- _Set problem_
Show every line that has the string "frac" in it.

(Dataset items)
____
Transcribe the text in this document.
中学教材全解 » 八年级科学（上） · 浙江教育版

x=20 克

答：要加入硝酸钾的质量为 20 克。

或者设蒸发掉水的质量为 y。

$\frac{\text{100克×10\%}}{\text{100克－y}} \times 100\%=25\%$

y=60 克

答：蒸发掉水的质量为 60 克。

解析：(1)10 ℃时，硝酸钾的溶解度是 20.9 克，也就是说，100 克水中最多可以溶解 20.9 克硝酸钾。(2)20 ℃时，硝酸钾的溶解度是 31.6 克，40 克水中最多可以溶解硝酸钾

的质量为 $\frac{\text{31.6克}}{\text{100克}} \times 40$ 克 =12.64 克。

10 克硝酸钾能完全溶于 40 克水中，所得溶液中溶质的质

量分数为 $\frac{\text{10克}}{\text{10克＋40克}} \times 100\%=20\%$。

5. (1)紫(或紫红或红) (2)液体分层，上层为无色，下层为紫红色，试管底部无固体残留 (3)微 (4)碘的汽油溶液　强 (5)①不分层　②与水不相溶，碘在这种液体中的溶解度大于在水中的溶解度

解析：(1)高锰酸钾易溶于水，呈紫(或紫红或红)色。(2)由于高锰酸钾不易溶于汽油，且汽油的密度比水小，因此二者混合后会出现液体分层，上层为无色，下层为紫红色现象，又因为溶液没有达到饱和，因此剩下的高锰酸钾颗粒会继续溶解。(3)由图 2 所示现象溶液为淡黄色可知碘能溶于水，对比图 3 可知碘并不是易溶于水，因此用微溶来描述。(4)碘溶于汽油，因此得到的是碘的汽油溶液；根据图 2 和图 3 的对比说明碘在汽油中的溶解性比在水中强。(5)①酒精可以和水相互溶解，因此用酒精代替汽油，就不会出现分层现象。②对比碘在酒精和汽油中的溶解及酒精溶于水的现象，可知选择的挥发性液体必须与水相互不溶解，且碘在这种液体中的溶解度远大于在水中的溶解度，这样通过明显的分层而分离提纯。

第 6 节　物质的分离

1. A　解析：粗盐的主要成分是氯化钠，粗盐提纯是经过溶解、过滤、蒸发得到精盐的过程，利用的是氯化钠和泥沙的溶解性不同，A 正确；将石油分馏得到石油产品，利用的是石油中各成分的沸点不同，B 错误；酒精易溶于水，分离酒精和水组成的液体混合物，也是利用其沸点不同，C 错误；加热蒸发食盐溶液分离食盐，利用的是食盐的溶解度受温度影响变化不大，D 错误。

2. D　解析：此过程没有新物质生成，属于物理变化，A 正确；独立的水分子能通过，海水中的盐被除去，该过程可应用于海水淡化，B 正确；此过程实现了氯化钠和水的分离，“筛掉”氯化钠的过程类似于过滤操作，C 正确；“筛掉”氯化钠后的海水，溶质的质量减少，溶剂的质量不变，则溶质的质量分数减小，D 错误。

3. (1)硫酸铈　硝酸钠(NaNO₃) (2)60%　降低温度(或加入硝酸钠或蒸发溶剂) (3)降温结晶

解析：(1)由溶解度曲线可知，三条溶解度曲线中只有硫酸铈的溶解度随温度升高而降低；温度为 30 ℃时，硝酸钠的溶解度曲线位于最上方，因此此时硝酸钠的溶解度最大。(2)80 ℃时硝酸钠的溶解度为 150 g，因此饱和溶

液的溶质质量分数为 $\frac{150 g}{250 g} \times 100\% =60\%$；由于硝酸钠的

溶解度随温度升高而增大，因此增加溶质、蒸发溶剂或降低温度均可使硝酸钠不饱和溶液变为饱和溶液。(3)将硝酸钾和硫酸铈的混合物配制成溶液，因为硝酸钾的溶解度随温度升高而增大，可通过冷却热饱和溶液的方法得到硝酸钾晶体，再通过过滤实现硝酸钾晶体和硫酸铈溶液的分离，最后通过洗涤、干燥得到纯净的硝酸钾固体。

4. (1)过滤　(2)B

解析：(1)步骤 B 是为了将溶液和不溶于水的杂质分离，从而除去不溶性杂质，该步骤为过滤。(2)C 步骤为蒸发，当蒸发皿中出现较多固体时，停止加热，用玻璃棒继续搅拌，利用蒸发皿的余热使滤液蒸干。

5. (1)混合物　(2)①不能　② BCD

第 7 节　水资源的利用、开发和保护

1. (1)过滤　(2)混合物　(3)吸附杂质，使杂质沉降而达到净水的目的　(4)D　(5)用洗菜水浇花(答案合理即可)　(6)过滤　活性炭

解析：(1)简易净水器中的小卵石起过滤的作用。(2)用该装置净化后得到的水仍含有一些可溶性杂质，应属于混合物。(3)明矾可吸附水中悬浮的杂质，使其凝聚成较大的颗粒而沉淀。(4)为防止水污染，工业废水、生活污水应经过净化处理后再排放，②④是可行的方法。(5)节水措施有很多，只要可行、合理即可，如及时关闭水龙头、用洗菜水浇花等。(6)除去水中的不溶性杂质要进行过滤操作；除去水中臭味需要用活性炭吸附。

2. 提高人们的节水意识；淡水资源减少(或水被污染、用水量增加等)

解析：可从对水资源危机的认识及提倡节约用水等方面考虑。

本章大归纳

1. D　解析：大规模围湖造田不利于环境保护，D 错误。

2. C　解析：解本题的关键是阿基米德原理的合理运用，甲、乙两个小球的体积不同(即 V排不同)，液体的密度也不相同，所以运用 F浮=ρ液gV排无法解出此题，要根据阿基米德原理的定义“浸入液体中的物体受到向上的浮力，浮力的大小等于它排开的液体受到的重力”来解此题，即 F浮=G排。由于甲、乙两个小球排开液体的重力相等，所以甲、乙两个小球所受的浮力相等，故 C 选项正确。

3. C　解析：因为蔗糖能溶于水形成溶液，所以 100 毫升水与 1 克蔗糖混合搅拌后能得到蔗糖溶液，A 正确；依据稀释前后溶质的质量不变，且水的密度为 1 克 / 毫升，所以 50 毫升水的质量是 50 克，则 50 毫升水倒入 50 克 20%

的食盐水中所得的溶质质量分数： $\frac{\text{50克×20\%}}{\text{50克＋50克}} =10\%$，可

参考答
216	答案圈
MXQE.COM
____
- _Result below_
$\frac{\text{100克×10\%}}{\text{100克－y}} \times 100\%=25\%$
的质量为 $\frac{\text{31.6克}}{\text{100克}} \times 40$ 克 =12.64 克。
量分数为 $\frac{\text{10克}}{\text{10克＋40克}} \times 100\%=20\%$。
液的溶质质量分数为 $\frac{150 g}{250 g} \times 100\% =60\%$；由于硝酸钠的
的食盐水中所得的溶质质量分数： $\frac{\text{50克×20\%}}{\text{50克＋50克}} =10\%$，可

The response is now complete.